> [AIM]
Reproduce all the entries precisely.

#####

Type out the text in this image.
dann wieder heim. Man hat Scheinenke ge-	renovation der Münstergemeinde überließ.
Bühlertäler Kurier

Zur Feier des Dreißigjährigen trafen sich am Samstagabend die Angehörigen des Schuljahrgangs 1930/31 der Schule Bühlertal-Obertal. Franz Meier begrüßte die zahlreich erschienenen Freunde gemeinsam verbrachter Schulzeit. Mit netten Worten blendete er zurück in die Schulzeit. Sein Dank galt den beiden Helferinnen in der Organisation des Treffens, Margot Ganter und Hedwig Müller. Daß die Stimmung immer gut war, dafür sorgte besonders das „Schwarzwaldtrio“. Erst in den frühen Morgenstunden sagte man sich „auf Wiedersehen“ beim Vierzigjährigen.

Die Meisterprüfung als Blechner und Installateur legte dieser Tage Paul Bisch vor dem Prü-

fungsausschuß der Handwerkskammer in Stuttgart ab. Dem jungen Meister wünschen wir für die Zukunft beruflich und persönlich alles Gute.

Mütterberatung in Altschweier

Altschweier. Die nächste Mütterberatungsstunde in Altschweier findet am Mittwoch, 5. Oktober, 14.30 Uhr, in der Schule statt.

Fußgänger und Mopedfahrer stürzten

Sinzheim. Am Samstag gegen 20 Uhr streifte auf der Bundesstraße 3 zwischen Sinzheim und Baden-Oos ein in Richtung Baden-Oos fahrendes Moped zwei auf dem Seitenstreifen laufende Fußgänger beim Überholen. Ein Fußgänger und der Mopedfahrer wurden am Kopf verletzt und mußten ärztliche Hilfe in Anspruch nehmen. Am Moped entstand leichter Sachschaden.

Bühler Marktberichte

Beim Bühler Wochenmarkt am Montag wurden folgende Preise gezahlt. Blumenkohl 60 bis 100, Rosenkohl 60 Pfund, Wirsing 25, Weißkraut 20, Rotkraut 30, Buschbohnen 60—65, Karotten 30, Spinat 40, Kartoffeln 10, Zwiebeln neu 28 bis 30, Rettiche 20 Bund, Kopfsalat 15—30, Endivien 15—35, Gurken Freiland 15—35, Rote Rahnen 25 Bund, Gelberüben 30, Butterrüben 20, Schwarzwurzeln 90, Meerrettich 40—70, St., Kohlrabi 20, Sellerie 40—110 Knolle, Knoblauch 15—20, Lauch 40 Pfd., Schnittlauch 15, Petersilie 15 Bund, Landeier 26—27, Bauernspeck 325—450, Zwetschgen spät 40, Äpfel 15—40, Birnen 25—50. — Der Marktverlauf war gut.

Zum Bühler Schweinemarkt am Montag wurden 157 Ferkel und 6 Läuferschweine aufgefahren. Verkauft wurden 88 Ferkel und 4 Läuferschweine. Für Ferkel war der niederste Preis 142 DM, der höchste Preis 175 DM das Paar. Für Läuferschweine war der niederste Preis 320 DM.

#####

> [TASK RESULT]
Type out the text in this image.
dann wieder heim. Man hat Scheinenke ge-	renovation der Münstergemeinde überließ.
Bühlertäler Kurier

Zur Feier des Dreißigjährigen trafen sich am Samstagabend die Angehörigen des Schuljahrgangs 1930/31 der Schule Bühlertal-Obertal. Franz Meier begrüßte die zahlreich erschienenen Freunde gemeinsam verbrachter Schulzeit. Mit netten Worten blendete er zurück in die Schulzeit. Sein Dank galt den beiden Helferinnen in der Organisation des Treffens, Margot Ganter und Hedwig Müller. Daß die Stimmung immer gut war, dafür sorgte besonders das „Schwarzwaldtrio“. Erst in den frühen Morgenstunden sagte man sich „auf Wiedersehen“ beim Vierzigjährigen.

Die Meisterprüfung als Blechner und Installateur legte dieser Tage Paul Bisch vor dem Prü-

fungsausschuß der Handwerkskammer in Stuttgart ab. Dem jungen Meister wünschen wir für die Zukunft beruflich und persönlich alles Gute.

Mütterberatung in Altschweier

Altschweier. Die nächste Mütterberatungsstunde in Altschweier findet am Mittwoch, 5. Oktober, 14.30 Uhr, in der Schule statt.

Fußgänger und Mopedfahrer stürzten

Sinzheim. Am Samstag gegen 20 Uhr streifte auf der Bundesstraße 3 zwischen Sinzheim und Baden-Oos ein in Richtung Baden-Oos fahrendes Moped zwei auf dem Seitenstreifen laufende Fußgänger beim Überholen. Ein Fußgänger und der Mopedfahrer wurden am Kopf verletzt und mußten ärztliche Hilfe in Anspruch nehmen. Am Moped entstand leichter Sachschaden.

Bühler Marktberichte

Beim Bühler Wochenmarkt am Montag wurden folgende Preise gezahlt. Blumenkohl 60 bis 100, Rosenkohl 60 Pfund, Wirsing 25, Weißkraut 20, Rotkraut 30, Buschbohnen 60—65, Karotten 30, Spinat 40, Kartoffeln 10, Zwiebeln neu 28 bis 30, Rettiche 20 Bund, Kopfsalat 15—30, Endivien 15—35, Gurken Freiland 15—35, Rote Rahnen 25 Bund, Gelberüben 30, Butterrüben 20, Schwarzwurzeln 90, Meerrettich 40—70, St., Kohlrabi 20, Sellerie 40—110 Knolle, Knoblauch 15—20, Lauch 40 Pfd., Schnittlauch 15, Petersilie 15 Bund, Landeier 26—27, Bauernspeck 325—450, Zwetschgen spät 40, Äpfel 15—40, Birnen 25—50. — Der Marktverlauf war gut.

Zum Bühler Schweinemarkt am Montag wurden 157 Ferkel und 6 Läuferschweine aufgefahren. Verkauft wurden 88 Ferkel und 4 Läuferschweine. Für Ferkel war der niederste Preis 142 DM, der höchste Preis 175 DM das Paar. Für Läuferschweine war der niederste Preis 320 DM.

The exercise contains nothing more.